> [EXERCISE PROMPT]: Comb the records below for the string "name" and copy each line where it turns up.

> [AVAILABLE DATA]:

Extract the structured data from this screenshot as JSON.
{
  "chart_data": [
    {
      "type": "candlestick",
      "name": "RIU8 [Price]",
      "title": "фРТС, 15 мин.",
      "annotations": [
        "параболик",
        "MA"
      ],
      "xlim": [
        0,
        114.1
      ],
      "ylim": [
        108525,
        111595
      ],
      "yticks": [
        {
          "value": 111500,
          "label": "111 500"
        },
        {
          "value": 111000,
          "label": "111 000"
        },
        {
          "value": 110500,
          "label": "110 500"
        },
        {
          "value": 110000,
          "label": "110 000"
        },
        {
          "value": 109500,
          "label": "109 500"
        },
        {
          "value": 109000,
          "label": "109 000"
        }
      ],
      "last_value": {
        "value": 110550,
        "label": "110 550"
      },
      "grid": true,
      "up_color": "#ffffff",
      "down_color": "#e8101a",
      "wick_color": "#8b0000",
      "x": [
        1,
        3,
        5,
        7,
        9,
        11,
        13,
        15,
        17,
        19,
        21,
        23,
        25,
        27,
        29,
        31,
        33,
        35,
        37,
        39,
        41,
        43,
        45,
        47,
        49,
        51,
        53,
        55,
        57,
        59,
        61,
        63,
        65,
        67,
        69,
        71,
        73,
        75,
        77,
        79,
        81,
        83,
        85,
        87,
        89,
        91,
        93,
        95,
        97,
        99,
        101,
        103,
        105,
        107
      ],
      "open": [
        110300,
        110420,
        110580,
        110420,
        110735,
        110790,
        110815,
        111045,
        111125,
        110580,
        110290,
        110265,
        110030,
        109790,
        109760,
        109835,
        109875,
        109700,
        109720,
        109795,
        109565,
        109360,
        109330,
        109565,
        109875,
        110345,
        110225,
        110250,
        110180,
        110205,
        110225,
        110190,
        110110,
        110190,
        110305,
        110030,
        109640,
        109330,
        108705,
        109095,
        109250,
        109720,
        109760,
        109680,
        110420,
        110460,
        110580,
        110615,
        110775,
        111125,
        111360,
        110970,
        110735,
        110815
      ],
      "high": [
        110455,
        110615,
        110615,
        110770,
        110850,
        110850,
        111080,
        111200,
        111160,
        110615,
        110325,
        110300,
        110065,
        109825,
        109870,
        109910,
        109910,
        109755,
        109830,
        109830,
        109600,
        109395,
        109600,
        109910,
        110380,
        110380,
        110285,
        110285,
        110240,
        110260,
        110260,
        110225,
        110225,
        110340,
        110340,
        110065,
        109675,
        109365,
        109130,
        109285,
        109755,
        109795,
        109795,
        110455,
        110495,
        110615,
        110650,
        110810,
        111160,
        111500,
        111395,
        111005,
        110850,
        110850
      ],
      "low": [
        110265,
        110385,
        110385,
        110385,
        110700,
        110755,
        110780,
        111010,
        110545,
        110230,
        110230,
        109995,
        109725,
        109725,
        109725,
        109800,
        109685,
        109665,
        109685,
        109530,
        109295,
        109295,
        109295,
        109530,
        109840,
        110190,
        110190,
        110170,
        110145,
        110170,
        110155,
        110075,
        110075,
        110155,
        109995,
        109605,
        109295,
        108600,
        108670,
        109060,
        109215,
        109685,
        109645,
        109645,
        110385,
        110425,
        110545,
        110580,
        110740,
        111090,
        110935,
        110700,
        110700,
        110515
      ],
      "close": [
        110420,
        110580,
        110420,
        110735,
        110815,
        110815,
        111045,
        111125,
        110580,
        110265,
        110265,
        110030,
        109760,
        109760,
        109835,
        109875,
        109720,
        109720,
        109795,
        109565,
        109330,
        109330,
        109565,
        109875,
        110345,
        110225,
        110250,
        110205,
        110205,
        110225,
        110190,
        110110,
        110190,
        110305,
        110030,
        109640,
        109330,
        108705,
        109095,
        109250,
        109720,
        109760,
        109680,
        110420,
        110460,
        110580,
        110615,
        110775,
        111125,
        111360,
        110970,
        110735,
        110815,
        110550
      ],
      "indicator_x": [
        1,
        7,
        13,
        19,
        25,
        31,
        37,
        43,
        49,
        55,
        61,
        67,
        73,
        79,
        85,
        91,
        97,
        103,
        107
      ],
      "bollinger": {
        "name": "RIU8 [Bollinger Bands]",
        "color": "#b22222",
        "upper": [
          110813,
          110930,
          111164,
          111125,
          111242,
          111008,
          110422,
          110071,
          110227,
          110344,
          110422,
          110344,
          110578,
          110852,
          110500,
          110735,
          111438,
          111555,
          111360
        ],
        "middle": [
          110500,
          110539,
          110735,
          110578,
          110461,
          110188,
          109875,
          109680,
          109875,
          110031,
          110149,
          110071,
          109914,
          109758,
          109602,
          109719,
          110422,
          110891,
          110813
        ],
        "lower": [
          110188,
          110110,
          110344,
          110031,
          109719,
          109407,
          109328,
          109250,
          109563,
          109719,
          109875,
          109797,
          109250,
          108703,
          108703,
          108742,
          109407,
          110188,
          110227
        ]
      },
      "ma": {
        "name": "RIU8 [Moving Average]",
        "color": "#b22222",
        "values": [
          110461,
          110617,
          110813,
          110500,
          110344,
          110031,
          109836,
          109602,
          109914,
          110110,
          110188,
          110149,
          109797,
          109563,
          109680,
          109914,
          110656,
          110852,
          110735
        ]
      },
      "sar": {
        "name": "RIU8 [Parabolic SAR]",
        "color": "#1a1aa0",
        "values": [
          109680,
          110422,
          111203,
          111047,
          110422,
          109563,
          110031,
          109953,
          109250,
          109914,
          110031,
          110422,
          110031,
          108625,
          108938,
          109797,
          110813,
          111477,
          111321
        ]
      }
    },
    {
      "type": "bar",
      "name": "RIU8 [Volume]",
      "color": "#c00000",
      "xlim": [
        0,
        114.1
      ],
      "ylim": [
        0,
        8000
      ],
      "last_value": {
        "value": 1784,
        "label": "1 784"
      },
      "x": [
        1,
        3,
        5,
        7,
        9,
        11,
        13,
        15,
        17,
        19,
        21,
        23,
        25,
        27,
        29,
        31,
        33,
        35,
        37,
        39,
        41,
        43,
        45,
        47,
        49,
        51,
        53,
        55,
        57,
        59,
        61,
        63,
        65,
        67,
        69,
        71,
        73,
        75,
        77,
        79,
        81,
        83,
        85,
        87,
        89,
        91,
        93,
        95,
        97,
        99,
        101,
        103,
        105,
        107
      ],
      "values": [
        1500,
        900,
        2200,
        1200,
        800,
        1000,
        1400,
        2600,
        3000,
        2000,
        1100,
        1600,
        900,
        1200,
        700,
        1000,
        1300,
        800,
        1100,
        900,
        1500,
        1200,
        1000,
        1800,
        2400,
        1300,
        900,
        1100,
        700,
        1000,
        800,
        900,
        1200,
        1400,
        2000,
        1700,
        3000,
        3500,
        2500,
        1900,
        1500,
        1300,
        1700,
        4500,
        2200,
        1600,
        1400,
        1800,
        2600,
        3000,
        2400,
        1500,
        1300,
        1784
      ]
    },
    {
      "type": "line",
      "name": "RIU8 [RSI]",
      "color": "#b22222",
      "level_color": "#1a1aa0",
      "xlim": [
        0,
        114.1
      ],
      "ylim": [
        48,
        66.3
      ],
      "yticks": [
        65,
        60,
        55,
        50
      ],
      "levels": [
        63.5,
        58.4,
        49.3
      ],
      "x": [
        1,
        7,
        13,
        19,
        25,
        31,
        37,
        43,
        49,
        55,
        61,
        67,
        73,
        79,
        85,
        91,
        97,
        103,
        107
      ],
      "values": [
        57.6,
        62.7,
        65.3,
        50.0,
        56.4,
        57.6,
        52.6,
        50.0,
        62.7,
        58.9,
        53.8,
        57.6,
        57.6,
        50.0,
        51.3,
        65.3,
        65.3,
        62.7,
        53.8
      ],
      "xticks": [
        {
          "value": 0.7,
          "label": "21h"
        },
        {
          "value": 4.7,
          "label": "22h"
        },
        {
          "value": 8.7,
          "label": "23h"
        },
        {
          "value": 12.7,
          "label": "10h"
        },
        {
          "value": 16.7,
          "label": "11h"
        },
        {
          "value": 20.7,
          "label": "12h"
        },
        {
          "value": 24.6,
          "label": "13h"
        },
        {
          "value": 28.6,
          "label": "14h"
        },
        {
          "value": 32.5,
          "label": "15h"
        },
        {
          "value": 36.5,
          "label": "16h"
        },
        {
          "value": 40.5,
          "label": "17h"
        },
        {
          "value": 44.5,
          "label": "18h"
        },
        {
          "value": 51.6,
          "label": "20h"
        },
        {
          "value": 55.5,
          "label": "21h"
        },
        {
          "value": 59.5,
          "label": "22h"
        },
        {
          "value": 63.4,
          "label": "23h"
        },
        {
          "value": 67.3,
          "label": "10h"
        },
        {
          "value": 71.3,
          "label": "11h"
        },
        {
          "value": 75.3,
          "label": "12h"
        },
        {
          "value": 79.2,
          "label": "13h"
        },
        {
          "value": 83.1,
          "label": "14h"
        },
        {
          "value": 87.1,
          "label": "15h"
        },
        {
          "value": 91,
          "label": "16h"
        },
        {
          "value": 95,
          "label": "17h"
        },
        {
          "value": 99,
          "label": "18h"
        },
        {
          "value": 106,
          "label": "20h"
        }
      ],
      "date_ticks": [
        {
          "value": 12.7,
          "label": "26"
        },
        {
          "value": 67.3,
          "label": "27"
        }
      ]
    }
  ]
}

> [FULL SOLUTION]:
      "name": "RIU8 [Price]",
        "name": "RIU8 [Bollinger Bands]",
        "name": "RIU8 [Moving Average]",
        "name": "RIU8 [Parabolic SAR]",
      "name": "RIU8 [Volume]",
      "name": "RIU8 [RSI]",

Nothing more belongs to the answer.